• Prompt: Each line containing the word "연수과정의" needs to be copied.

★ ★ ★ ★ ★ ★ ★

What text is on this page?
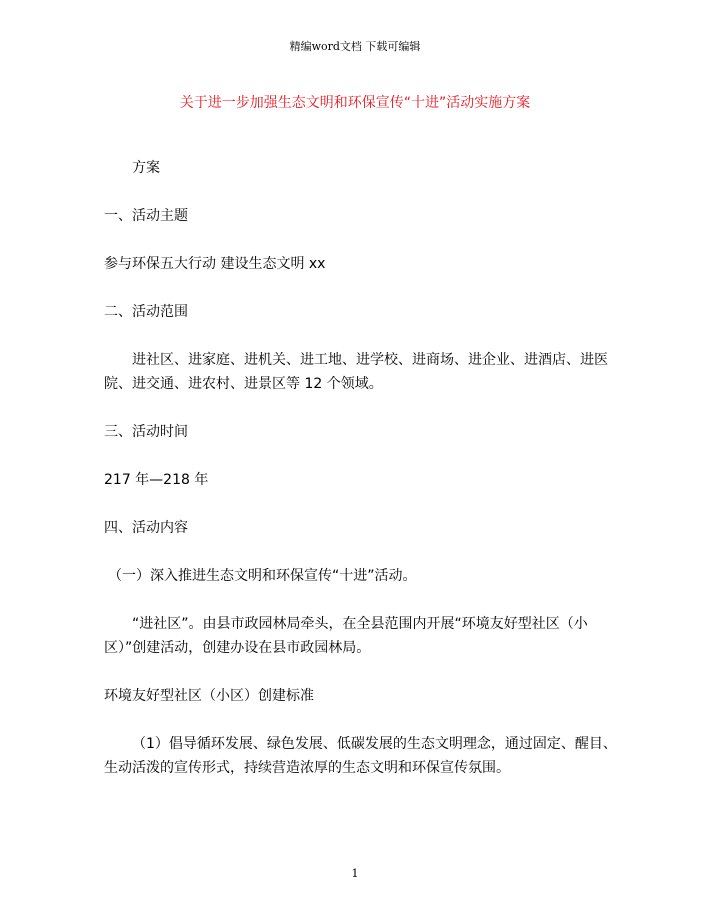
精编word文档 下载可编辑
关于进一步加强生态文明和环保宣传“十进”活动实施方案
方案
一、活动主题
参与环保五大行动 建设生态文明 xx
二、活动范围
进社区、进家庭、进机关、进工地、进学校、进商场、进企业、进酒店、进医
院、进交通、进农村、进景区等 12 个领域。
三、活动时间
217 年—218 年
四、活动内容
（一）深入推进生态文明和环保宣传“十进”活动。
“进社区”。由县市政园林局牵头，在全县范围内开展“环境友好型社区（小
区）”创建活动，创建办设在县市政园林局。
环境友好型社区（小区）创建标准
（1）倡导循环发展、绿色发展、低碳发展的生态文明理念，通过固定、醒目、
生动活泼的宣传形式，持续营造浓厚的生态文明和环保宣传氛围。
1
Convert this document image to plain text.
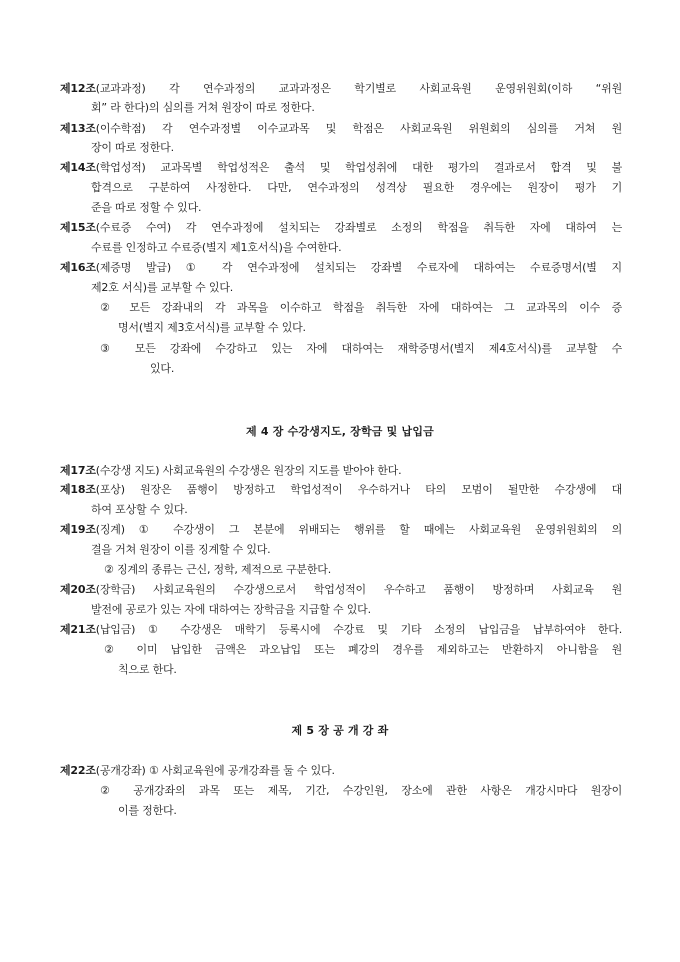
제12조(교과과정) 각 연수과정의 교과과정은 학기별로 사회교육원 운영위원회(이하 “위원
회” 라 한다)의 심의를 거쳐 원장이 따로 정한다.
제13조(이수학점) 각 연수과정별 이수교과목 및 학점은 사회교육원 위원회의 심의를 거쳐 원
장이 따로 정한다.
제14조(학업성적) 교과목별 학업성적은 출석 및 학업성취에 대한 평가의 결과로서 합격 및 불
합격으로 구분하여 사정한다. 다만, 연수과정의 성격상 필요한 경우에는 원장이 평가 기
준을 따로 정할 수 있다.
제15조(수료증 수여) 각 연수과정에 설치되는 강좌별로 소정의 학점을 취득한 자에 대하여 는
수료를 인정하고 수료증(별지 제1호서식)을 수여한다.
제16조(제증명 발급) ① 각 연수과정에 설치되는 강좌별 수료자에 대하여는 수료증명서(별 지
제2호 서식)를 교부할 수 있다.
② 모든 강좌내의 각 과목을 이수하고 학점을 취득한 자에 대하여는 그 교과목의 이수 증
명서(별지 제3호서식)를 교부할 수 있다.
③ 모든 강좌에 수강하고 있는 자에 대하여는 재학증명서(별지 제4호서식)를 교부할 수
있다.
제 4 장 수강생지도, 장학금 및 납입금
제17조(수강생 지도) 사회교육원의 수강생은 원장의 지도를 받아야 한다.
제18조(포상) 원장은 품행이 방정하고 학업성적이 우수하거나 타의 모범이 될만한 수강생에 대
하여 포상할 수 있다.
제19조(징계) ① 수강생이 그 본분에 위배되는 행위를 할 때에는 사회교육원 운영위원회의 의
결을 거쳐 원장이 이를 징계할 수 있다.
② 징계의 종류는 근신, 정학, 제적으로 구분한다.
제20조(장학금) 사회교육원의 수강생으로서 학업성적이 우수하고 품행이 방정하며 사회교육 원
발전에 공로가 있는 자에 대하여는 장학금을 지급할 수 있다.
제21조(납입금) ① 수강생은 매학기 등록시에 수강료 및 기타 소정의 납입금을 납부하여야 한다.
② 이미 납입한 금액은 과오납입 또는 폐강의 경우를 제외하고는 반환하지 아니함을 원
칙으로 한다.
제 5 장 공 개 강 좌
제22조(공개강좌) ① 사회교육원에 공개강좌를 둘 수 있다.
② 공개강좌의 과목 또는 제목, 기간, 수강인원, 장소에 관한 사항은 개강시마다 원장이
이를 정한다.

★ ★ ★ ★ ★ ★ ★

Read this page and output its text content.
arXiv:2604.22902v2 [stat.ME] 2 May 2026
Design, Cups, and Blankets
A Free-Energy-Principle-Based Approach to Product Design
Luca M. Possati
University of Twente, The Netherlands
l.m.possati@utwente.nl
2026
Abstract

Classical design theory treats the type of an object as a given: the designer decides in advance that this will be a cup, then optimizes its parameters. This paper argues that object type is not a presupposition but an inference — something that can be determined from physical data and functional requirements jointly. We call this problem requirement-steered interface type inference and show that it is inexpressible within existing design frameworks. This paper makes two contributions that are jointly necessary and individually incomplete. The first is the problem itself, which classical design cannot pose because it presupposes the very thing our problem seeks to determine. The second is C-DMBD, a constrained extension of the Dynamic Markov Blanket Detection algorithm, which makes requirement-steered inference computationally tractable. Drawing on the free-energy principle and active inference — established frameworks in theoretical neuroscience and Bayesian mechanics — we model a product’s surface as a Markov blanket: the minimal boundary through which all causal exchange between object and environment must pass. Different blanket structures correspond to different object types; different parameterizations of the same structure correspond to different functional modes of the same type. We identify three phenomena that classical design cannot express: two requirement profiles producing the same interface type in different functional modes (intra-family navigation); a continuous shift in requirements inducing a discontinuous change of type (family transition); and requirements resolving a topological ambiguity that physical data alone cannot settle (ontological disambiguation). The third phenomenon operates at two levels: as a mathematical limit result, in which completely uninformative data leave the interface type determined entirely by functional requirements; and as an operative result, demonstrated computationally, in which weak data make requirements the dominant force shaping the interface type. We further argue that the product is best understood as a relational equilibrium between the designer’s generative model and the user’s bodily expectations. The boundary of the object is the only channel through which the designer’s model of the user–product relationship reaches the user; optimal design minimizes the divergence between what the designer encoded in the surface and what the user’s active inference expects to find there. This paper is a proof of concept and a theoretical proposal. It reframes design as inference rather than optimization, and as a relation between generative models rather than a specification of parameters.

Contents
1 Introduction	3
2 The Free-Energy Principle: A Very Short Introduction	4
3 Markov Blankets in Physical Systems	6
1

★ ★ ★ ★ ★ ★ ★

• Exercise response:
제12조(교과과정) 각 연수과정의 교과과정은 학기별로 사회교육원 운영위원회(이하 “위원
합격으로 구분하여 사정한다. 다만, 연수과정의 성격상 필요한 경우에는 원장이 평가 기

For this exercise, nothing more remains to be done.